### [Supplied records]

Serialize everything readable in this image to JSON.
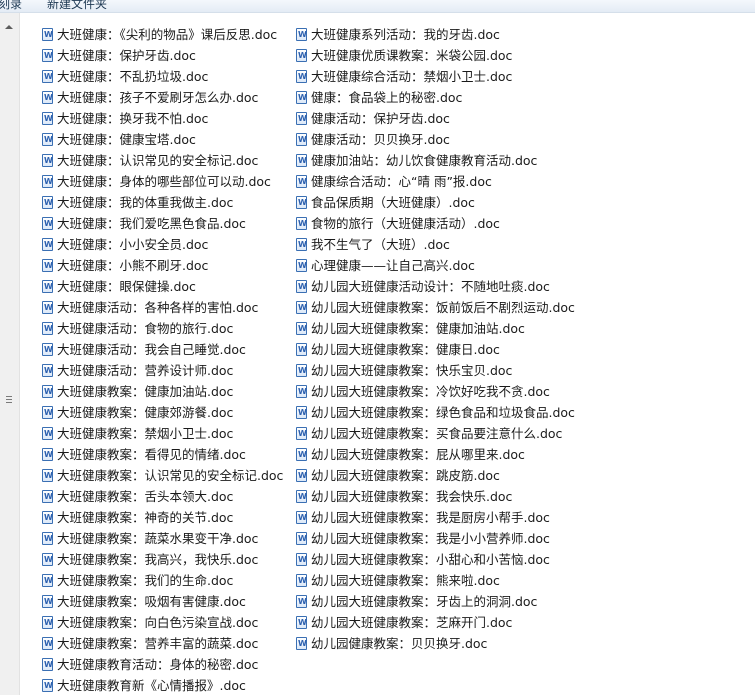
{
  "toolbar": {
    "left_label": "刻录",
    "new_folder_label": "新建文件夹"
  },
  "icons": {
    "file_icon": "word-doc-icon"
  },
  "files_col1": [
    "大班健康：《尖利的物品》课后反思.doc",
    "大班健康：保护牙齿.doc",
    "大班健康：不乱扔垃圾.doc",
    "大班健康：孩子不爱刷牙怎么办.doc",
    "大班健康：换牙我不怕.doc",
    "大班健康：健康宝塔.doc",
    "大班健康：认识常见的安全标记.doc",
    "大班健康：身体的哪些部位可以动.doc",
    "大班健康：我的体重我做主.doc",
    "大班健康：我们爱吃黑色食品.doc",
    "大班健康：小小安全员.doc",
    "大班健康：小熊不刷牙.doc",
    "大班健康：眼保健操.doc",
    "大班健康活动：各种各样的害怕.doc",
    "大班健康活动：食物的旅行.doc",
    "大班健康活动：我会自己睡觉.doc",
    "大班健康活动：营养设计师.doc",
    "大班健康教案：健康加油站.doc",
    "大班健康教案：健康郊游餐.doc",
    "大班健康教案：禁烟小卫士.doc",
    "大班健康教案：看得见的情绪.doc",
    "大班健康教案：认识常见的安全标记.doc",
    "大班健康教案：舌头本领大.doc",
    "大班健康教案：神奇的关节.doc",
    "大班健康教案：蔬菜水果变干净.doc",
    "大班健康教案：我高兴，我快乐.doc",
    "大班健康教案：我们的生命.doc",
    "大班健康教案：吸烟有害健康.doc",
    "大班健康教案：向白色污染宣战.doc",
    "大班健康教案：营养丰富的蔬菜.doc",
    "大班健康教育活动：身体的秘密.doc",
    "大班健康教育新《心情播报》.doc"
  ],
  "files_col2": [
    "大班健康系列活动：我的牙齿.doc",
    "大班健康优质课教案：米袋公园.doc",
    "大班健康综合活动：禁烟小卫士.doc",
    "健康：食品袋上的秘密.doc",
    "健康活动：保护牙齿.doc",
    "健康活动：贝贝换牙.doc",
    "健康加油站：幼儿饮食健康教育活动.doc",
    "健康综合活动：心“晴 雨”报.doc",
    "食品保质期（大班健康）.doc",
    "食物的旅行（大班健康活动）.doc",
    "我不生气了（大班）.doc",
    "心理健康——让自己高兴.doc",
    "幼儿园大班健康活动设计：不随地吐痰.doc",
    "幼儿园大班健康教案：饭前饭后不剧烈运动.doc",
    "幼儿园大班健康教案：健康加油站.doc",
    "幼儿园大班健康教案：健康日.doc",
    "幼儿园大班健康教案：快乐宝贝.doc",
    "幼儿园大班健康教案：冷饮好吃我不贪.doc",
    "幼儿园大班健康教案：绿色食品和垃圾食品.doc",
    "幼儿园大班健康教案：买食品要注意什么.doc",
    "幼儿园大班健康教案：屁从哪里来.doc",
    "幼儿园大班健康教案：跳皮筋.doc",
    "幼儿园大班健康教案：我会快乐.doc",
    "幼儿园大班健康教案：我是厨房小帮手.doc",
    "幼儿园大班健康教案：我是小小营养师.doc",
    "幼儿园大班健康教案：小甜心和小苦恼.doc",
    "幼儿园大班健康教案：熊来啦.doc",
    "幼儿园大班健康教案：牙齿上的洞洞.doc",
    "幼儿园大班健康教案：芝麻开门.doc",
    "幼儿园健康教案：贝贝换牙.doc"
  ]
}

### [The exercise]
Report how many lines of the data contain the word "禁烟小卫士", using the number alone.

### [Written response]
2